— Start RECORDS PROVIDED —

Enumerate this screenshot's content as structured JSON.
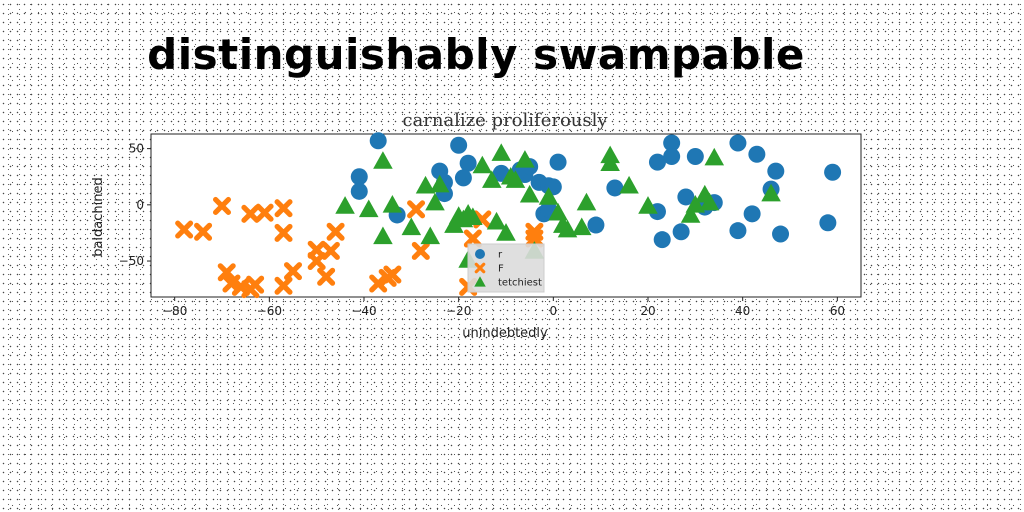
{
  "page": {
    "heading": "distinguishably swampable"
  },
  "chart_data": {
    "type": "scatter",
    "title": "carnalize proliferously",
    "xlabel": "unindebtedly",
    "ylabel": "baldachined",
    "xlim": [
      -85,
      65
    ],
    "ylim": [
      -82,
      63
    ],
    "xticks": [
      -80,
      -60,
      -40,
      -20,
      0,
      20,
      40,
      60
    ],
    "yticks": [
      -50,
      0,
      50
    ],
    "grid": false,
    "legend_position": "lower-center",
    "series": [
      {
        "name": "r",
        "marker": "circle",
        "color": "#1f77b4",
        "points": [
          [
            -37,
            57
          ],
          [
            -20,
            53
          ],
          [
            -41,
            25
          ],
          [
            -41,
            12
          ],
          [
            -18,
            37
          ],
          [
            -24,
            30
          ],
          [
            -23,
            20
          ],
          [
            -23,
            10
          ],
          [
            -19,
            24
          ],
          [
            -33,
            -9
          ],
          [
            -6,
            27
          ],
          [
            -7,
            31
          ],
          [
            -5,
            34
          ],
          [
            -11,
            28
          ],
          [
            -3,
            20
          ],
          [
            -1,
            17
          ],
          [
            0,
            16
          ],
          [
            1,
            38
          ],
          [
            -2,
            -8
          ],
          [
            -1,
            -4
          ],
          [
            9,
            -18
          ],
          [
            13,
            15
          ],
          [
            22,
            38
          ],
          [
            22,
            -6
          ],
          [
            23,
            -31
          ],
          [
            25,
            55
          ],
          [
            25,
            43
          ],
          [
            27,
            -24
          ],
          [
            28,
            7
          ],
          [
            30,
            43
          ],
          [
            32,
            -2
          ],
          [
            34,
            2
          ],
          [
            39,
            55
          ],
          [
            39,
            -23
          ],
          [
            42,
            -8
          ],
          [
            43,
            45
          ],
          [
            46,
            14
          ],
          [
            47,
            30
          ],
          [
            48,
            -26
          ],
          [
            58,
            -16
          ],
          [
            59,
            29
          ]
        ]
      },
      {
        "name": "F",
        "marker": "x",
        "color": "#ff7f0e",
        "points": [
          [
            -78,
            -22
          ],
          [
            -74,
            -24
          ],
          [
            -70,
            -1
          ],
          [
            -69,
            -60
          ],
          [
            -68,
            -70
          ],
          [
            -66,
            -73
          ],
          [
            -64,
            -8
          ],
          [
            -64,
            -75
          ],
          [
            -63,
            -71
          ],
          [
            -61,
            -7
          ],
          [
            -57,
            -3
          ],
          [
            -57,
            -25
          ],
          [
            -57,
            -72
          ],
          [
            -55,
            -59
          ],
          [
            -50,
            -40
          ],
          [
            -50,
            -50
          ],
          [
            -48,
            -64
          ],
          [
            -47,
            -41
          ],
          [
            -46,
            -24
          ],
          [
            -37,
            -70
          ],
          [
            -35,
            -65
          ],
          [
            -34,
            -62
          ],
          [
            -29,
            -4
          ],
          [
            -28,
            -41
          ],
          [
            -18,
            -73
          ],
          [
            -17,
            -30
          ],
          [
            -15,
            -13
          ],
          [
            -4,
            -24
          ],
          [
            -4,
            -30
          ]
        ]
      },
      {
        "name": "tetchiest",
        "marker": "triangle",
        "color": "#2ca02c",
        "points": [
          [
            -44,
            -1
          ],
          [
            -39,
            -4
          ],
          [
            -36,
            39
          ],
          [
            -36,
            -28
          ],
          [
            -34,
            0
          ],
          [
            -27,
            17
          ],
          [
            -26,
            -28
          ],
          [
            -25,
            2
          ],
          [
            -24,
            18
          ],
          [
            -21,
            -18
          ],
          [
            -20,
            -10
          ],
          [
            -19,
            -13
          ],
          [
            -18,
            -8
          ],
          [
            -18,
            -49
          ],
          [
            -17,
            -11
          ],
          [
            -13,
            22
          ],
          [
            -12,
            -15
          ],
          [
            -11,
            46
          ],
          [
            -9,
            25
          ],
          [
            -8,
            22
          ],
          [
            -5,
            9
          ],
          [
            -4,
            -41
          ],
          [
            -1,
            7
          ],
          [
            1,
            -7
          ],
          [
            2,
            -18
          ],
          [
            3,
            -22
          ],
          [
            6,
            -20
          ],
          [
            7,
            2
          ],
          [
            12,
            44
          ],
          [
            12,
            37
          ],
          [
            16,
            17
          ],
          [
            20,
            -1
          ],
          [
            29,
            -9
          ],
          [
            30,
            0
          ],
          [
            32,
            9
          ],
          [
            33,
            2
          ],
          [
            34,
            42
          ],
          [
            46,
            10
          ],
          [
            -6,
            40
          ],
          [
            -10,
            -25
          ],
          [
            -30,
            -20
          ],
          [
            -15,
            35
          ]
        ]
      }
    ]
  }
}
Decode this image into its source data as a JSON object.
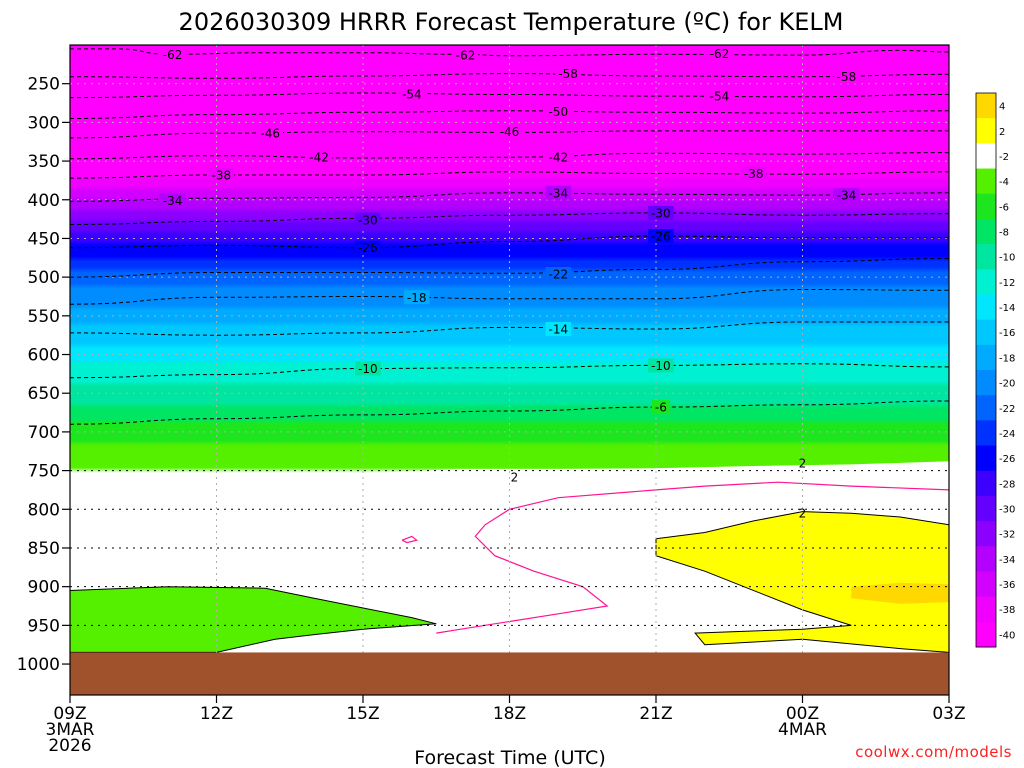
{
  "chart_data": {
    "type": "heatmap",
    "title": "2026030309 HRRR Forecast Temperature (ºC) for KELM",
    "xlabel": "Forecast Time (UTC)",
    "ylabel": "",
    "credit": "coolwx.com/models",
    "x_ticks": [
      {
        "hour": 0,
        "lines": [
          "09Z",
          "3MAR",
          "2026"
        ]
      },
      {
        "hour": 3,
        "lines": [
          "12Z"
        ]
      },
      {
        "hour": 6,
        "lines": [
          "15Z"
        ]
      },
      {
        "hour": 9,
        "lines": [
          "18Z"
        ]
      },
      {
        "hour": 12,
        "lines": [
          "21Z"
        ]
      },
      {
        "hour": 15,
        "lines": [
          "00Z",
          "4MAR"
        ]
      },
      {
        "hour": 18,
        "lines": [
          "03Z"
        ]
      }
    ],
    "xlim": [
      0,
      18
    ],
    "y_ticks": [
      250,
      300,
      350,
      400,
      450,
      500,
      550,
      600,
      650,
      700,
      750,
      800,
      850,
      900,
      950,
      1000
    ],
    "ylim": [
      200,
      1040
    ],
    "y_axis_inverted": true,
    "surface_pressure_hpa": 985,
    "grid": "dotted",
    "colorbar": {
      "position": "right",
      "labels": [
        "4",
        "2",
        "-2",
        "-4",
        "-6",
        "-8",
        "-10",
        "-12",
        "-14",
        "-16",
        "-18",
        "-20",
        "-22",
        "-24",
        "-26",
        "-28",
        "-30",
        "-32",
        "-34",
        "-36",
        "-38",
        "-40"
      ],
      "colors": [
        "#ffd800",
        "#ffff00",
        "#ffffff",
        "#55f000",
        "#1ee61e",
        "#00e664",
        "#00e6a0",
        "#00f0d2",
        "#00e6ff",
        "#00c8ff",
        "#00aaff",
        "#008cff",
        "#0064ff",
        "#0032ff",
        "#0000ff",
        "#3c00ff",
        "#6400ff",
        "#8c00ff",
        "#b400ff",
        "#d200ff",
        "#f000ff",
        "#ff00ff"
      ]
    },
    "temperature_levels": [
      {
        "p": 1000,
        "t": 0
      },
      {
        "p": 950,
        "t": -1
      },
      {
        "p": 900,
        "t": -2.5
      },
      {
        "p": 850,
        "t": 1
      },
      {
        "p": 800,
        "t": -1
      },
      {
        "p": 750,
        "t": -2
      },
      {
        "p": 700,
        "t": -5
      },
      {
        "p": 650,
        "t": -9
      },
      {
        "p": 600,
        "t": -13
      },
      {
        "p": 550,
        "t": -17
      },
      {
        "p": 500,
        "t": -21
      },
      {
        "p": 450,
        "t": -27
      },
      {
        "p": 400,
        "t": -34
      },
      {
        "p": 350,
        "t": -41
      },
      {
        "p": 300,
        "t": -48
      },
      {
        "p": 250,
        "t": -56
      },
      {
        "p": 200,
        "t": -63
      }
    ],
    "contours": [
      {
        "temp": -62,
        "points": [
          [
            0,
            205
          ],
          [
            1,
            205
          ],
          [
            2,
            212
          ],
          [
            4,
            210
          ],
          [
            6,
            210
          ],
          [
            8,
            212
          ],
          [
            9,
            214
          ],
          [
            12,
            212
          ],
          [
            15,
            213
          ],
          [
            17,
            207
          ],
          [
            18,
            209
          ]
        ],
        "labels": [
          [
            2.1,
            212
          ],
          [
            8.1,
            213
          ],
          [
            13.3,
            211
          ]
        ]
      },
      {
        "temp": -58,
        "points": [
          [
            0,
            241
          ],
          [
            3,
            243
          ],
          [
            6,
            240
          ],
          [
            9,
            237
          ],
          [
            12,
            240
          ],
          [
            15,
            241
          ],
          [
            18,
            238
          ]
        ],
        "labels": [
          [
            10.2,
            237
          ],
          [
            15.9,
            241
          ]
        ]
      },
      {
        "temp": -54,
        "points": [
          [
            0,
            268
          ],
          [
            3,
            265
          ],
          [
            6,
            262
          ],
          [
            9,
            264
          ],
          [
            12,
            266
          ],
          [
            15,
            267
          ],
          [
            18,
            264
          ]
        ],
        "labels": [
          [
            7.0,
            263
          ],
          [
            13.3,
            266
          ]
        ]
      },
      {
        "temp": -50,
        "points": [
          [
            0,
            295
          ],
          [
            3,
            290
          ],
          [
            6,
            287
          ],
          [
            9,
            285
          ],
          [
            12,
            287
          ],
          [
            15,
            288
          ],
          [
            18,
            285
          ]
        ],
        "labels": [
          [
            10.0,
            286
          ]
        ]
      },
      {
        "temp": -46,
        "points": [
          [
            0,
            320
          ],
          [
            3,
            314
          ],
          [
            6,
            312
          ],
          [
            9,
            313
          ],
          [
            12,
            311
          ],
          [
            15,
            311
          ],
          [
            18,
            311
          ]
        ],
        "labels": [
          [
            4.1,
            314
          ],
          [
            9.0,
            312
          ]
        ]
      },
      {
        "temp": -42,
        "points": [
          [
            0,
            347
          ],
          [
            3,
            343
          ],
          [
            6,
            346
          ],
          [
            9,
            345
          ],
          [
            12,
            340
          ],
          [
            15,
            341
          ],
          [
            18,
            339
          ]
        ],
        "labels": [
          [
            5.1,
            345
          ],
          [
            10.0,
            345
          ]
        ]
      },
      {
        "temp": -38,
        "points": [
          [
            0,
            372
          ],
          [
            3,
            368
          ],
          [
            6,
            368
          ],
          [
            9,
            364
          ],
          [
            12,
            366
          ],
          [
            15,
            367
          ],
          [
            18,
            364
          ]
        ],
        "labels": [
          [
            3.1,
            368
          ],
          [
            14.0,
            366
          ]
        ]
      },
      {
        "temp": -34,
        "points": [
          [
            0,
            402
          ],
          [
            3,
            398
          ],
          [
            6,
            397
          ],
          [
            9,
            391
          ],
          [
            12,
            393
          ],
          [
            15,
            394
          ],
          [
            18,
            391
          ]
        ],
        "labels": [
          [
            2.1,
            401
          ],
          [
            10.0,
            391
          ],
          [
            15.9,
            394
          ]
        ]
      },
      {
        "temp": -30,
        "points": [
          [
            0,
            432
          ],
          [
            3,
            428
          ],
          [
            6,
            424
          ],
          [
            9,
            420
          ],
          [
            12,
            417
          ],
          [
            15,
            420
          ],
          [
            18,
            418
          ]
        ],
        "labels": [
          [
            6.1,
            426
          ],
          [
            12.1,
            417
          ]
        ]
      },
      {
        "temp": -26,
        "points": [
          [
            0,
            462
          ],
          [
            3,
            459
          ],
          [
            6,
            462
          ],
          [
            9,
            454
          ],
          [
            12,
            447
          ],
          [
            15,
            449
          ],
          [
            18,
            449
          ]
        ],
        "labels": [
          [
            6.1,
            462
          ],
          [
            12.1,
            447
          ]
        ]
      },
      {
        "temp": -22,
        "points": [
          [
            0,
            500
          ],
          [
            3,
            494
          ],
          [
            6,
            494
          ],
          [
            9,
            495
          ],
          [
            12,
            490
          ],
          [
            15,
            480
          ],
          [
            18,
            476
          ]
        ],
        "labels": [
          [
            10.0,
            496
          ]
        ]
      },
      {
        "temp": -18,
        "points": [
          [
            0,
            535
          ],
          [
            3,
            526
          ],
          [
            6,
            525
          ],
          [
            9,
            528
          ],
          [
            12,
            528
          ],
          [
            15,
            516
          ],
          [
            18,
            517
          ]
        ],
        "labels": [
          [
            7.1,
            526
          ]
        ]
      },
      {
        "temp": -14,
        "points": [
          [
            0,
            572
          ],
          [
            3,
            575
          ],
          [
            6,
            572
          ],
          [
            9,
            565
          ],
          [
            12,
            567
          ],
          [
            15,
            558
          ],
          [
            18,
            558
          ]
        ],
        "labels": [
          [
            10.0,
            567
          ]
        ]
      },
      {
        "temp": -10,
        "points": [
          [
            0,
            630
          ],
          [
            3,
            626
          ],
          [
            6,
            618
          ],
          [
            9,
            617
          ],
          [
            12,
            614
          ],
          [
            15,
            612
          ],
          [
            18,
            616
          ]
        ],
        "labels": [
          [
            6.1,
            618
          ],
          [
            12.1,
            614
          ]
        ]
      },
      {
        "temp": -6,
        "points": [
          [
            0,
            690
          ],
          [
            3,
            683
          ],
          [
            6,
            678
          ],
          [
            9,
            673
          ],
          [
            12,
            668
          ],
          [
            15,
            665
          ],
          [
            18,
            660
          ]
        ],
        "labels": [
          [
            12.1,
            668
          ]
        ]
      }
    ],
    "labels_2c": [
      [
        9.1,
        758
      ],
      [
        15.0,
        740
      ],
      [
        15.0,
        805
      ]
    ]
  }
}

— End RECORDS PROVIDED —

* AIM
Give solely the number of lines in the data that contain the string "hour".

* EXPECTED ANSWER
7